WHAT YOU ARE ASKED TO DO:
Below is a block of records. Copy every line in it that contains the word "screenshot".

Stored items from a collection
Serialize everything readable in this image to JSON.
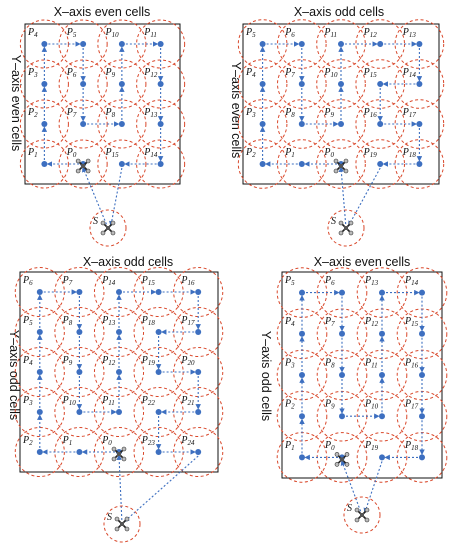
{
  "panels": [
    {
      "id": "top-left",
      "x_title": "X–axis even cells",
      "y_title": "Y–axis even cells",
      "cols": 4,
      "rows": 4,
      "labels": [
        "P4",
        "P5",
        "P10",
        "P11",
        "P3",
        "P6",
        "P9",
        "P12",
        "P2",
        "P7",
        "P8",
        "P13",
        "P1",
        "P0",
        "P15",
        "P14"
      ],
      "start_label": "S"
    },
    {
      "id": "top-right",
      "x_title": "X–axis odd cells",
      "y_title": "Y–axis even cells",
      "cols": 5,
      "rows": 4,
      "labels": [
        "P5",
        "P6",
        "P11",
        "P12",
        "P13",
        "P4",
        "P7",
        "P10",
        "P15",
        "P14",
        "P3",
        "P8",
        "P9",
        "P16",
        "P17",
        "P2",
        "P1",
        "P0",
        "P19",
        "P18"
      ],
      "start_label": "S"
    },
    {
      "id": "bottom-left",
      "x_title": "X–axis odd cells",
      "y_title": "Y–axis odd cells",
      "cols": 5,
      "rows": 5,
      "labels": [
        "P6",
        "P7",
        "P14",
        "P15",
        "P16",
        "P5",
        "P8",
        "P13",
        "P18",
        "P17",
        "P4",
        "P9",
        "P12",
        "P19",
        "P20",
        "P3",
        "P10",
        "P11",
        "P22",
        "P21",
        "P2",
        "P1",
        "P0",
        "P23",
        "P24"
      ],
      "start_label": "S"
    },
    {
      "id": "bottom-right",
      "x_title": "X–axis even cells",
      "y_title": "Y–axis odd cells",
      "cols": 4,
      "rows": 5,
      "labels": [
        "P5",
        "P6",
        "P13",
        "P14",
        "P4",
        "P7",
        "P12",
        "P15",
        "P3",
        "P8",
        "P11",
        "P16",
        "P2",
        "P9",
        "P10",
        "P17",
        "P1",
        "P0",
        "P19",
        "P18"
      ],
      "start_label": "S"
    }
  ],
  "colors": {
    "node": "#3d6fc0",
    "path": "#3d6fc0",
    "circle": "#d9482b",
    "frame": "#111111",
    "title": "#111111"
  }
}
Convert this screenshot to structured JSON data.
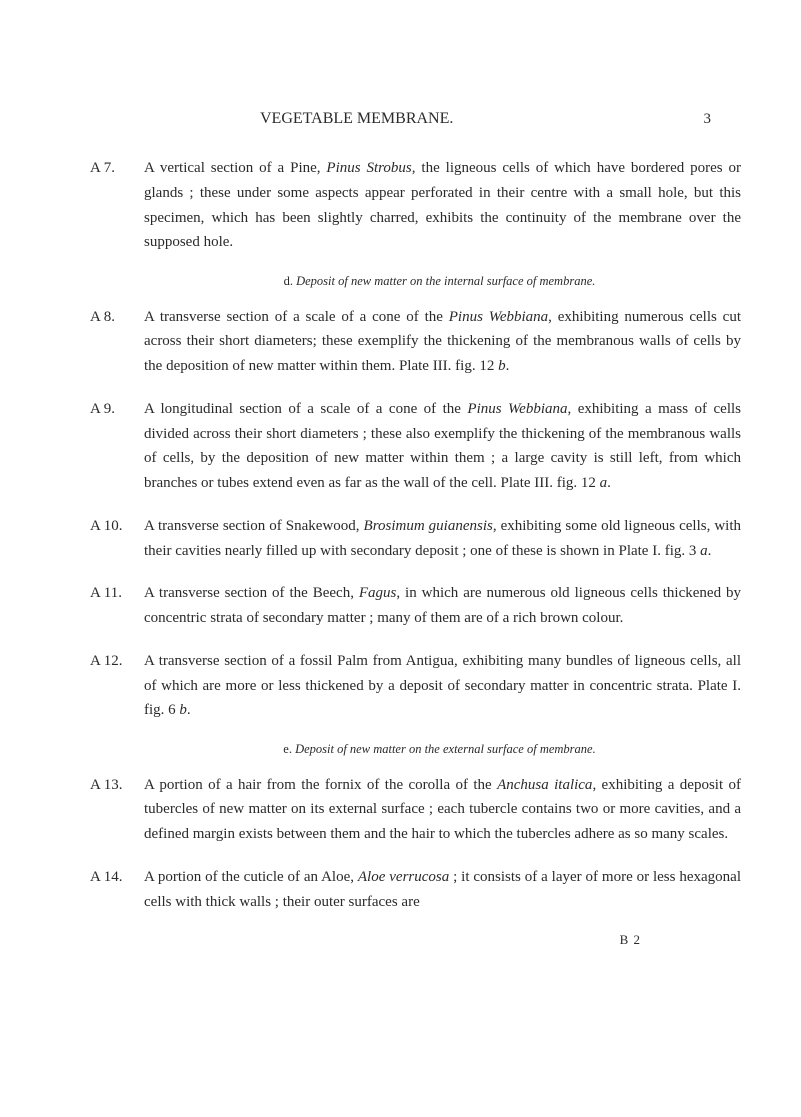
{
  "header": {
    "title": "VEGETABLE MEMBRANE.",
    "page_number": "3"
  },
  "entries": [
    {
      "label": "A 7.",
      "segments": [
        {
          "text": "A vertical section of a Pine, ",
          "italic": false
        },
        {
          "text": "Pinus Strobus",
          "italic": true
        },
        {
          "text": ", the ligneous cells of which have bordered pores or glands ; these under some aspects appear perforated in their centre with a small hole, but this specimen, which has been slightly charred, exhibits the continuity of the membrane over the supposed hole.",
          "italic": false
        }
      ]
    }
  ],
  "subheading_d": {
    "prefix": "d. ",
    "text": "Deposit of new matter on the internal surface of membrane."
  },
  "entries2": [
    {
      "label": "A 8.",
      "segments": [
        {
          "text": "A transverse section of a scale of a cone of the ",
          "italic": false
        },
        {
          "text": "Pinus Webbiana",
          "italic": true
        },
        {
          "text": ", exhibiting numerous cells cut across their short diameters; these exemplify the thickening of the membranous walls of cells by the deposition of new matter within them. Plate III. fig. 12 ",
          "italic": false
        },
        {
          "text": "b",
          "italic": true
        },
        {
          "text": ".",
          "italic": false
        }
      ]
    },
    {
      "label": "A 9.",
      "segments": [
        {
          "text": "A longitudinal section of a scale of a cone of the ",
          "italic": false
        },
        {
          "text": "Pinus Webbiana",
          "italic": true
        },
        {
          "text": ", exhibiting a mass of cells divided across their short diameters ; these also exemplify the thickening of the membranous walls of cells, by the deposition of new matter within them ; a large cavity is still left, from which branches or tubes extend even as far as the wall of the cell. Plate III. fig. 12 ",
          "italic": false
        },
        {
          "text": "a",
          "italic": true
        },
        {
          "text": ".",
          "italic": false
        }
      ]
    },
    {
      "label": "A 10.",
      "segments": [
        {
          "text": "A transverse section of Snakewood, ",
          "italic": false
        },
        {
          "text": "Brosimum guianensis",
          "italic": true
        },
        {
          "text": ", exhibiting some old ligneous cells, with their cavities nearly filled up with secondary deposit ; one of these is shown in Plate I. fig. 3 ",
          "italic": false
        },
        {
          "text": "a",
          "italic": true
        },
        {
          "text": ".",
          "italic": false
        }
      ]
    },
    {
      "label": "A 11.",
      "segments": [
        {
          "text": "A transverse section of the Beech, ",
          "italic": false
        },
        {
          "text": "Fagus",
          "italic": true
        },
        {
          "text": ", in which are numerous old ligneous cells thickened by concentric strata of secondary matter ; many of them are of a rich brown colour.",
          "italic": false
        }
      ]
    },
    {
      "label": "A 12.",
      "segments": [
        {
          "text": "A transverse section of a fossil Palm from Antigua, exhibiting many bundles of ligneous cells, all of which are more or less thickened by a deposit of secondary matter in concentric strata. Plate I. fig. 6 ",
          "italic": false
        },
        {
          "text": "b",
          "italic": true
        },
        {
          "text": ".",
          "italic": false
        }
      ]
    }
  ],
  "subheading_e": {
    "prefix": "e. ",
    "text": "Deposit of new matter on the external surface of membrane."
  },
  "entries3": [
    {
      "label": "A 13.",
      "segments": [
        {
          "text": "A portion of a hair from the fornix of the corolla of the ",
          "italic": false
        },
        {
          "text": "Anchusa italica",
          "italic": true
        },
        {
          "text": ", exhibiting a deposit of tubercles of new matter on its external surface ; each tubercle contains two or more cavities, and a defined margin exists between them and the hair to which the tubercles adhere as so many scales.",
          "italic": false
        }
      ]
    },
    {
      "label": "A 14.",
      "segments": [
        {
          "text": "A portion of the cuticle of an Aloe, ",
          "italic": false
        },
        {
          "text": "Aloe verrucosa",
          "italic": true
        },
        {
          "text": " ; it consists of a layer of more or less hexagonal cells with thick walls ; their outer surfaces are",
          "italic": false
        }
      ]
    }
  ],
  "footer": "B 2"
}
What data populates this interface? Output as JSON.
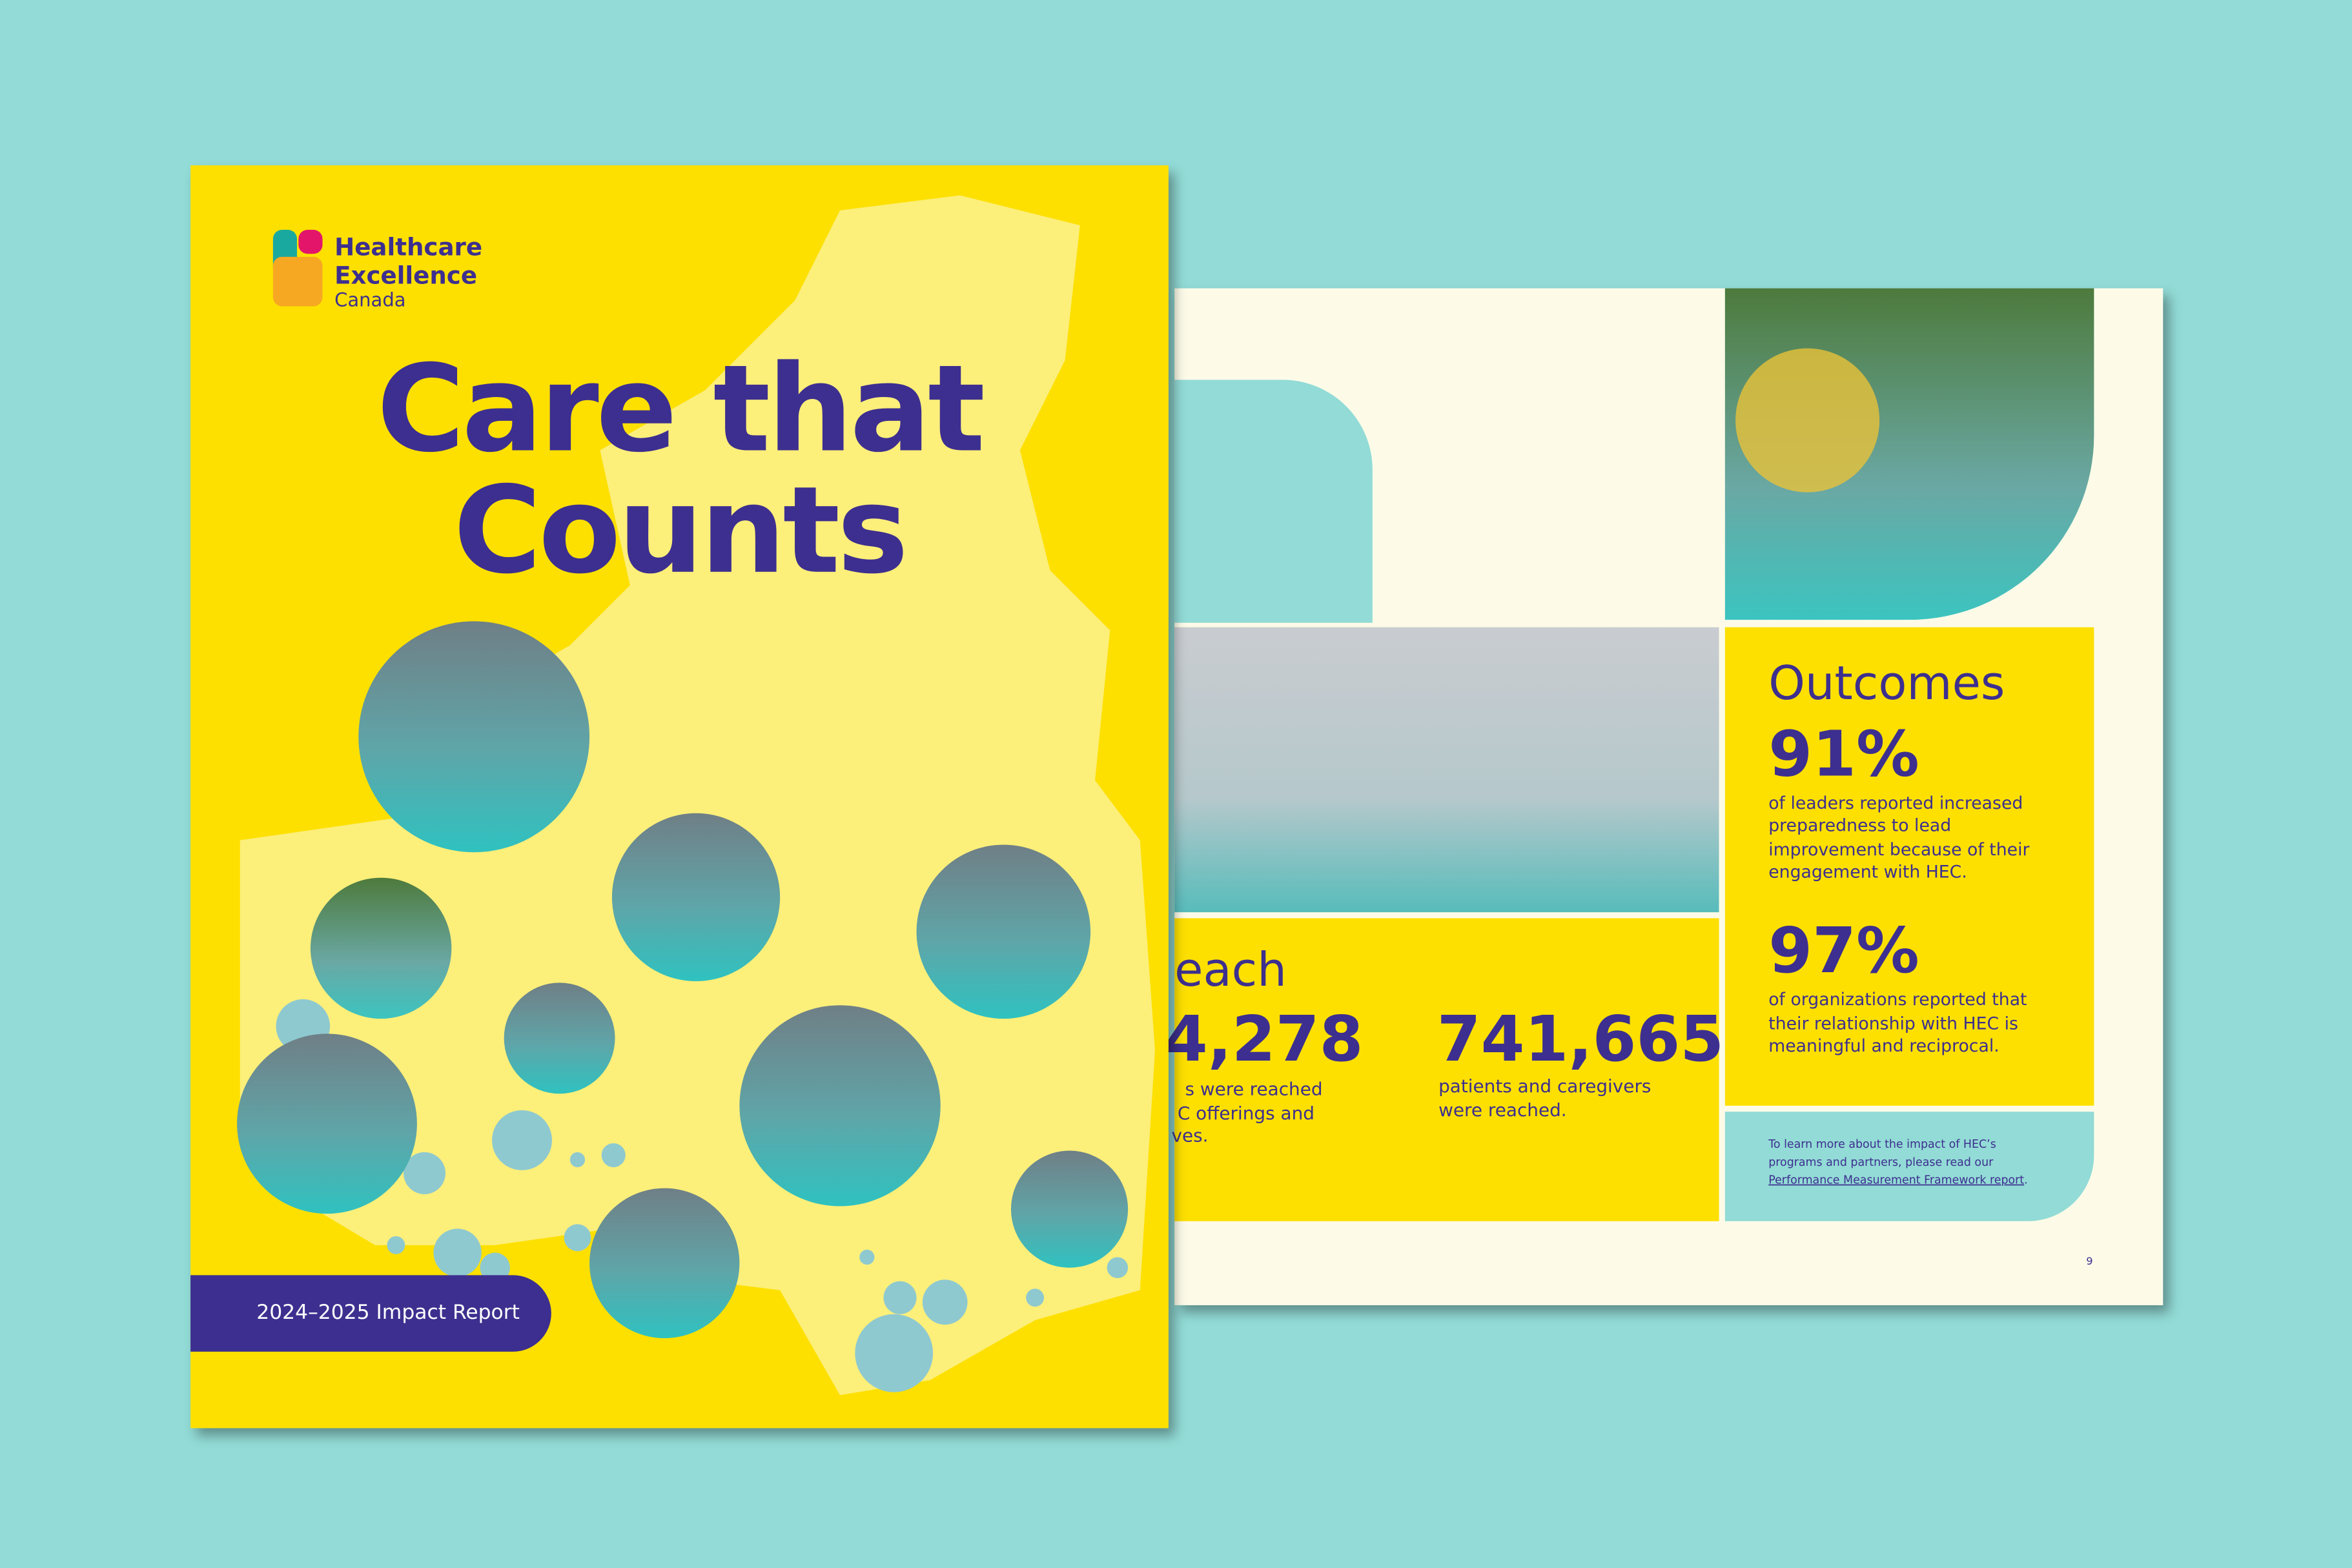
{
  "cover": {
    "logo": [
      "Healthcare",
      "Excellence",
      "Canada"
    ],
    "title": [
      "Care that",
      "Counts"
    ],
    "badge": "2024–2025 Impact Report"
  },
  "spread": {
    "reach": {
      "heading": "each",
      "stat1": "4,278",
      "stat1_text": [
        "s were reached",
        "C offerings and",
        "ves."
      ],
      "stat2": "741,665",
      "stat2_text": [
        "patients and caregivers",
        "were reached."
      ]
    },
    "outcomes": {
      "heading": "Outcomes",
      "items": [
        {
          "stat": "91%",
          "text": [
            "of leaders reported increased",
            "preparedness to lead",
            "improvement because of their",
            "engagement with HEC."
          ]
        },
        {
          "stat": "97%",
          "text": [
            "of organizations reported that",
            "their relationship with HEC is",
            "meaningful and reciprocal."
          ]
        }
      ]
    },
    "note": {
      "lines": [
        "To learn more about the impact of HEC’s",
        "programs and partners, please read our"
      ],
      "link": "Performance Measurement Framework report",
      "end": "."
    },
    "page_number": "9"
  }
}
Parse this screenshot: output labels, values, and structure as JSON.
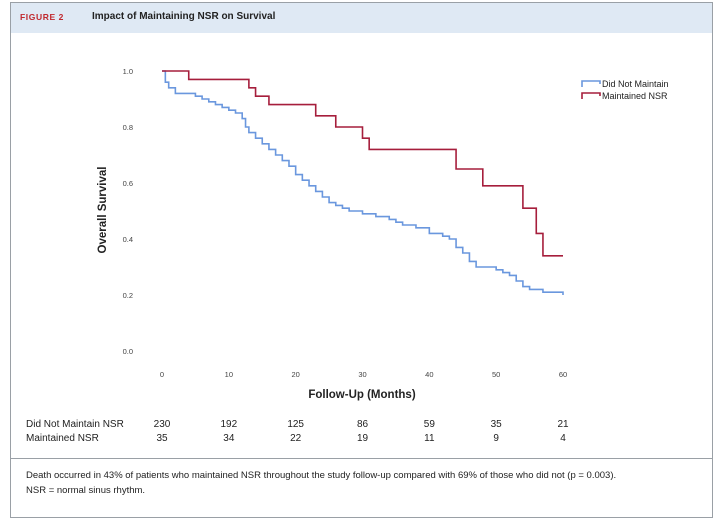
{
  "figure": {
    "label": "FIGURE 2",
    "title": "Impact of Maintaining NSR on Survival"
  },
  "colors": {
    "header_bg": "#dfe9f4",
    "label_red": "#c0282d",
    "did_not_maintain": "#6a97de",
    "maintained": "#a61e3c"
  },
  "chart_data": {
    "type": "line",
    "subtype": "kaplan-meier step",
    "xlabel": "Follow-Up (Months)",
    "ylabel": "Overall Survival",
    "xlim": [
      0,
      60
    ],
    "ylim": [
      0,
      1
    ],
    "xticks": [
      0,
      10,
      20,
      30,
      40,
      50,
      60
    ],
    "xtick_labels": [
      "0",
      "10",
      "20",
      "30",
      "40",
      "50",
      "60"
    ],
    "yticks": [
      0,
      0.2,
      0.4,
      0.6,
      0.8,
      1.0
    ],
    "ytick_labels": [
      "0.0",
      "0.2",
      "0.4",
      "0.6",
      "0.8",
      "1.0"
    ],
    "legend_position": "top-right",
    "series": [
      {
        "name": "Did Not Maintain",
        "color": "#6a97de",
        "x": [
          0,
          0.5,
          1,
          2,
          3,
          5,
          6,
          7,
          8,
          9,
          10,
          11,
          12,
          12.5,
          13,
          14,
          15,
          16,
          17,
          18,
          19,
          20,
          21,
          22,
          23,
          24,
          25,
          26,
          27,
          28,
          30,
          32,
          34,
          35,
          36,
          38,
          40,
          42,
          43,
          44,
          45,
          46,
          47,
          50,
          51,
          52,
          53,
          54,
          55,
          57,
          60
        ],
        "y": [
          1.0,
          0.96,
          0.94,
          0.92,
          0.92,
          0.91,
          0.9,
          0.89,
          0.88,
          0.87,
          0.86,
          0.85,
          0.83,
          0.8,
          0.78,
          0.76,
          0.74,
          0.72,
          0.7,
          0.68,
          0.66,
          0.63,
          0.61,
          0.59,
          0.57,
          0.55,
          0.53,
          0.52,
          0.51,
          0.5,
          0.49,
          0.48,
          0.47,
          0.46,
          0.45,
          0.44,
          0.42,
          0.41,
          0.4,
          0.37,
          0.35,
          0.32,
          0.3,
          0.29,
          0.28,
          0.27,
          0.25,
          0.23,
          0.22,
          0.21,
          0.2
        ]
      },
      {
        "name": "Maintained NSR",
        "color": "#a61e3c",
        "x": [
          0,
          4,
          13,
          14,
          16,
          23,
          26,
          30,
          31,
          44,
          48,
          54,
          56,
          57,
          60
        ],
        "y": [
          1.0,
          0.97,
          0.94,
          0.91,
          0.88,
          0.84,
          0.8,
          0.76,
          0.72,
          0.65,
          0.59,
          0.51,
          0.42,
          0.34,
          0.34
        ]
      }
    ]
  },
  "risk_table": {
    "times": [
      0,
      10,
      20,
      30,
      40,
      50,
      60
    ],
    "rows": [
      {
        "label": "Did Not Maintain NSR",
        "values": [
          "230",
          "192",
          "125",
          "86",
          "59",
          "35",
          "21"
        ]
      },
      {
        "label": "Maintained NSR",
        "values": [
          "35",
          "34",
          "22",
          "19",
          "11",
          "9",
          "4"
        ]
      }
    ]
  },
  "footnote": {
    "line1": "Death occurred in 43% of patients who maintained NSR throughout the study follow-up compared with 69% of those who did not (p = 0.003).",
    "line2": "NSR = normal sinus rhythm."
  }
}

ANSWER:
Convert this screenshot to structured JSON data.
Parse this screenshot: output labels, values, and structure as JSON.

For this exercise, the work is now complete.